## Task brief
Every line below that holds the string "text" should be copied out.
__________
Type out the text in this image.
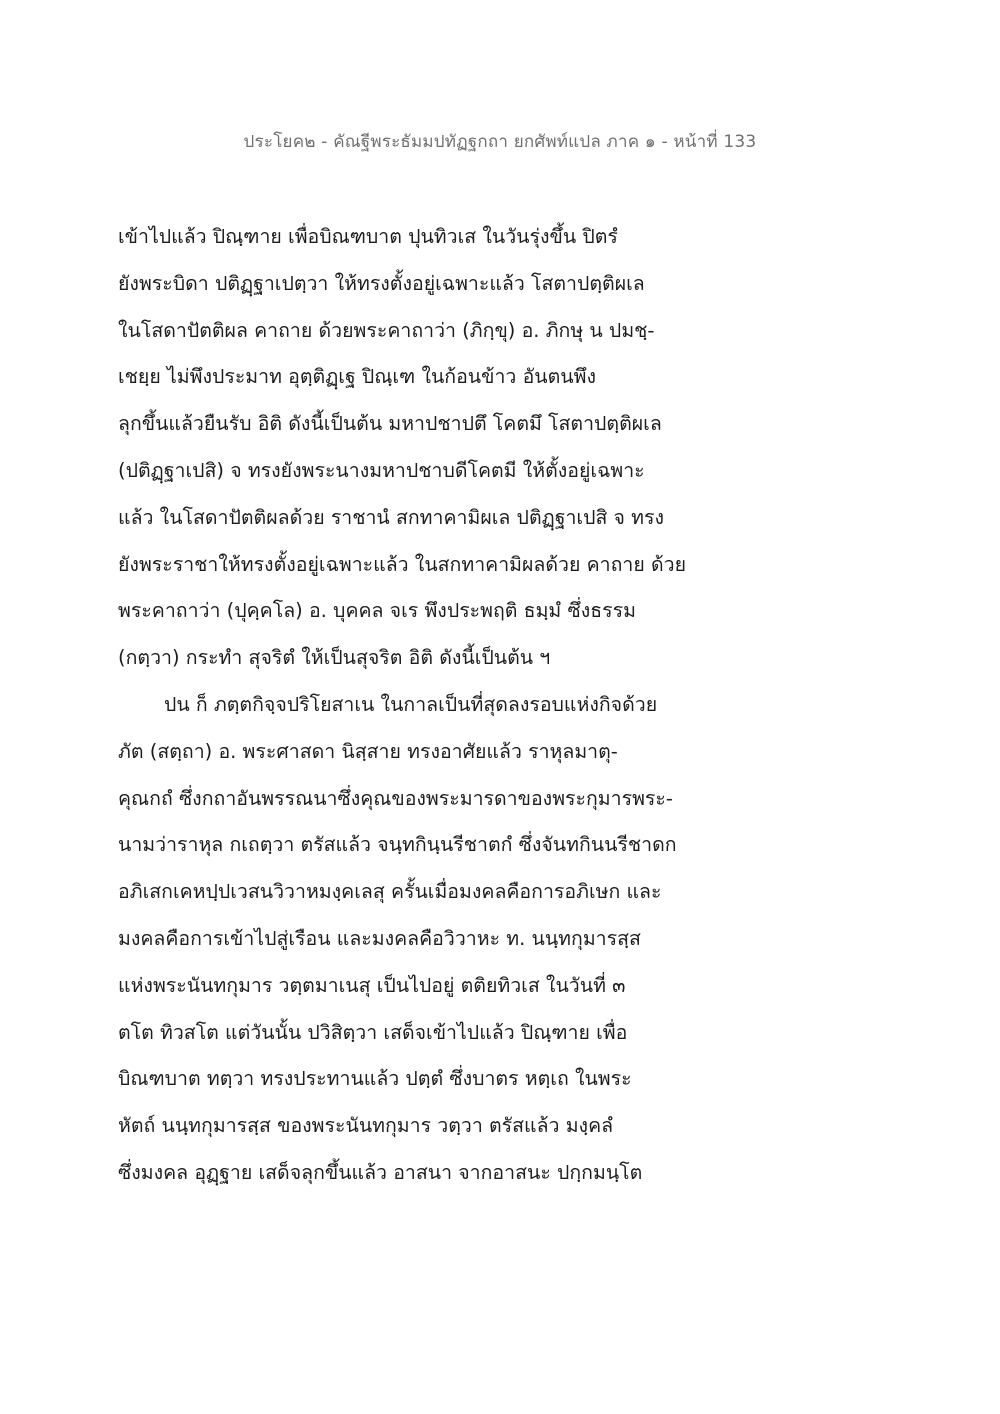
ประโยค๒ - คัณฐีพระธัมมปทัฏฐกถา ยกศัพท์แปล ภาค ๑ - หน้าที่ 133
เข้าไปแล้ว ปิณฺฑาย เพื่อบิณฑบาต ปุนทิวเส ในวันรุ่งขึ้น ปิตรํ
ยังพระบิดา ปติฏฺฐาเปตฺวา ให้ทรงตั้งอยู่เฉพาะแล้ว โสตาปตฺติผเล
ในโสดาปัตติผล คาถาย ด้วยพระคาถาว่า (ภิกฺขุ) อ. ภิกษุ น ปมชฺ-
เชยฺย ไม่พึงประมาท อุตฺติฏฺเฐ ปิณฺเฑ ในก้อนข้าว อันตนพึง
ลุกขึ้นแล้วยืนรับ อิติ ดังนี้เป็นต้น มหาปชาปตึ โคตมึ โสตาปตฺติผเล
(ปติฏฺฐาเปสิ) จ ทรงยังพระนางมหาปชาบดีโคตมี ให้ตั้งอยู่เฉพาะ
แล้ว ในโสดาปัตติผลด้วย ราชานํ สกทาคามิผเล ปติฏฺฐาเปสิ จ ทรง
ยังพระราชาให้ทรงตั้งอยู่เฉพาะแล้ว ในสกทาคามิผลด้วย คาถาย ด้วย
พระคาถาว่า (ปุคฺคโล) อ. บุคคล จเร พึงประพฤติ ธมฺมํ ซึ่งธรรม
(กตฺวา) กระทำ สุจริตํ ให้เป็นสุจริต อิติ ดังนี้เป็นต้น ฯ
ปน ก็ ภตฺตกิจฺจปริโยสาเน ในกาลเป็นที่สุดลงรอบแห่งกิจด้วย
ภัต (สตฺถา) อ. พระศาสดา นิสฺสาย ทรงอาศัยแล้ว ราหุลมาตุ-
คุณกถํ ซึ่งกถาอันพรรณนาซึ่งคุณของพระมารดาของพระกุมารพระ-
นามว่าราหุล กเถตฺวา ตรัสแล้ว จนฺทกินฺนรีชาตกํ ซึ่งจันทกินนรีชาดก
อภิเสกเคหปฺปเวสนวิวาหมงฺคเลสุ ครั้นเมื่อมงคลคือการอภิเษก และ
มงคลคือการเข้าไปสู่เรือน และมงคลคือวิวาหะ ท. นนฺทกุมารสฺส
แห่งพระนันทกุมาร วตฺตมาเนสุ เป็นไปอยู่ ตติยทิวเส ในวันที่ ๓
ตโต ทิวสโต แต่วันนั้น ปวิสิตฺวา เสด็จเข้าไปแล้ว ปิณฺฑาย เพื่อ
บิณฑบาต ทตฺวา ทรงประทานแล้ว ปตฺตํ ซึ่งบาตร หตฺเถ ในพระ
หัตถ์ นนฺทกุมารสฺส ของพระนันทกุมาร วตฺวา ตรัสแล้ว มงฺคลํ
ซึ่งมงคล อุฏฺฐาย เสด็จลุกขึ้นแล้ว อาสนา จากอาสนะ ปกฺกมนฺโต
__________
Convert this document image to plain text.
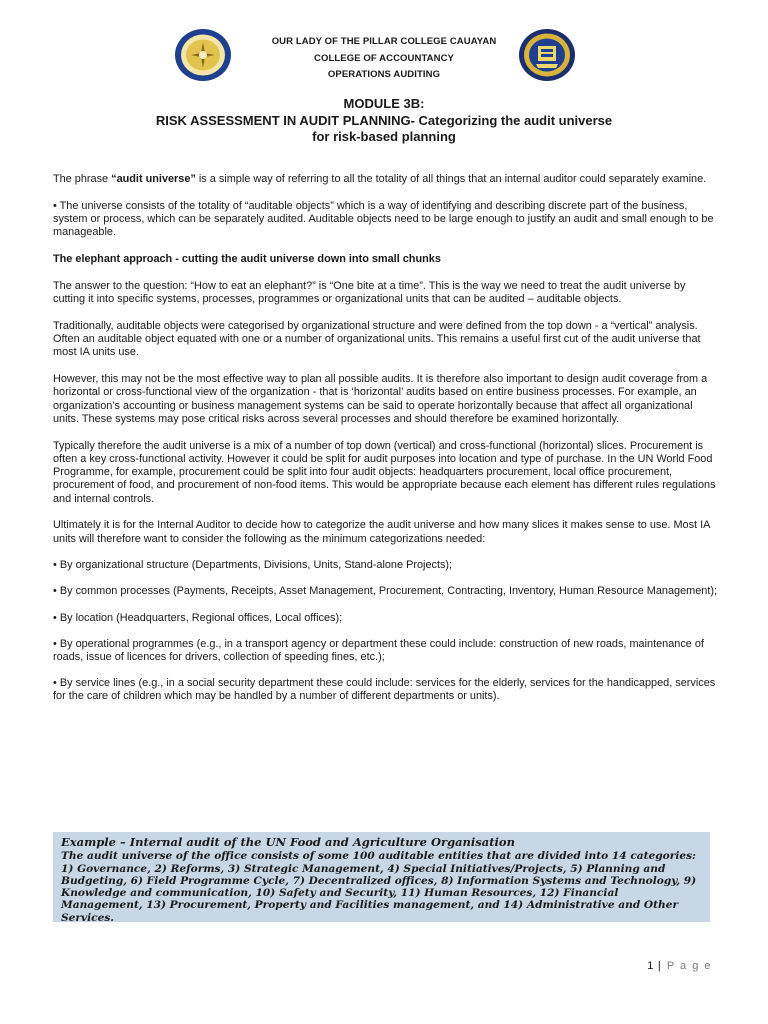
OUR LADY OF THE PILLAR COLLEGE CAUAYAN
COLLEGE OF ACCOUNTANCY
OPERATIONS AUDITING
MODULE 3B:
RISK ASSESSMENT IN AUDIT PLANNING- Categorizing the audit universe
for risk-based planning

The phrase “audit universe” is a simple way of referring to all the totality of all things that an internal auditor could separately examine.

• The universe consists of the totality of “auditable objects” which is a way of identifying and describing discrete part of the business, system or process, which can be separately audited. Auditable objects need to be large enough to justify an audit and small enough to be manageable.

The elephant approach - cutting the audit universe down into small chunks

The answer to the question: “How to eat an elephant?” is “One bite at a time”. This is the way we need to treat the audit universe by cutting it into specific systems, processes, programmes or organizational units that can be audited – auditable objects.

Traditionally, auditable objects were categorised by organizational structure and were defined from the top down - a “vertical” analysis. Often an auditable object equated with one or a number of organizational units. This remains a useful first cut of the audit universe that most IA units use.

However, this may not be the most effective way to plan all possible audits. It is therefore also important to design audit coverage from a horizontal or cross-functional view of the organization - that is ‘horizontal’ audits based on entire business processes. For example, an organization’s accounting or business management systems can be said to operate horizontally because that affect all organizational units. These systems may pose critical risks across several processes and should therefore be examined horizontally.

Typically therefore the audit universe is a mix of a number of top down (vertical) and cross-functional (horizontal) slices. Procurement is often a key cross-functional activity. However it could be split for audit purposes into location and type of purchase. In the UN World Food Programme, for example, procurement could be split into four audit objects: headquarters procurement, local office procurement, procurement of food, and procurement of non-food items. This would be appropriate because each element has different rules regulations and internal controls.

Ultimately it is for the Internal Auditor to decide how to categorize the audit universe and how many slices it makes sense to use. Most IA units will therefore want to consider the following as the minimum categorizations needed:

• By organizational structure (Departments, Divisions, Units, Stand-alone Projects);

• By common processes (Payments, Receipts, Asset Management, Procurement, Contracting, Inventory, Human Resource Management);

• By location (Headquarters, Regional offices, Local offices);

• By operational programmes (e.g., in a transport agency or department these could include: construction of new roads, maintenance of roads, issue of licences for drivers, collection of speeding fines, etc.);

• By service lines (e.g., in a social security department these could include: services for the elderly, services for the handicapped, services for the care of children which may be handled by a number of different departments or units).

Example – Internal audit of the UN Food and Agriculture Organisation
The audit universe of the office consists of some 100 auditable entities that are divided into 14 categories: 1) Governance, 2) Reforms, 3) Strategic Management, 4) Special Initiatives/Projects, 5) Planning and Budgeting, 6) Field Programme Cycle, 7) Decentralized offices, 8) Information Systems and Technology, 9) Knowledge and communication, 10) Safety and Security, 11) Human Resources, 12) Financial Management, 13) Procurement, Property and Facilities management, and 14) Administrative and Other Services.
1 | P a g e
__________
## Exercise answer
Type out the text in this image.
Convert this document image to plain text.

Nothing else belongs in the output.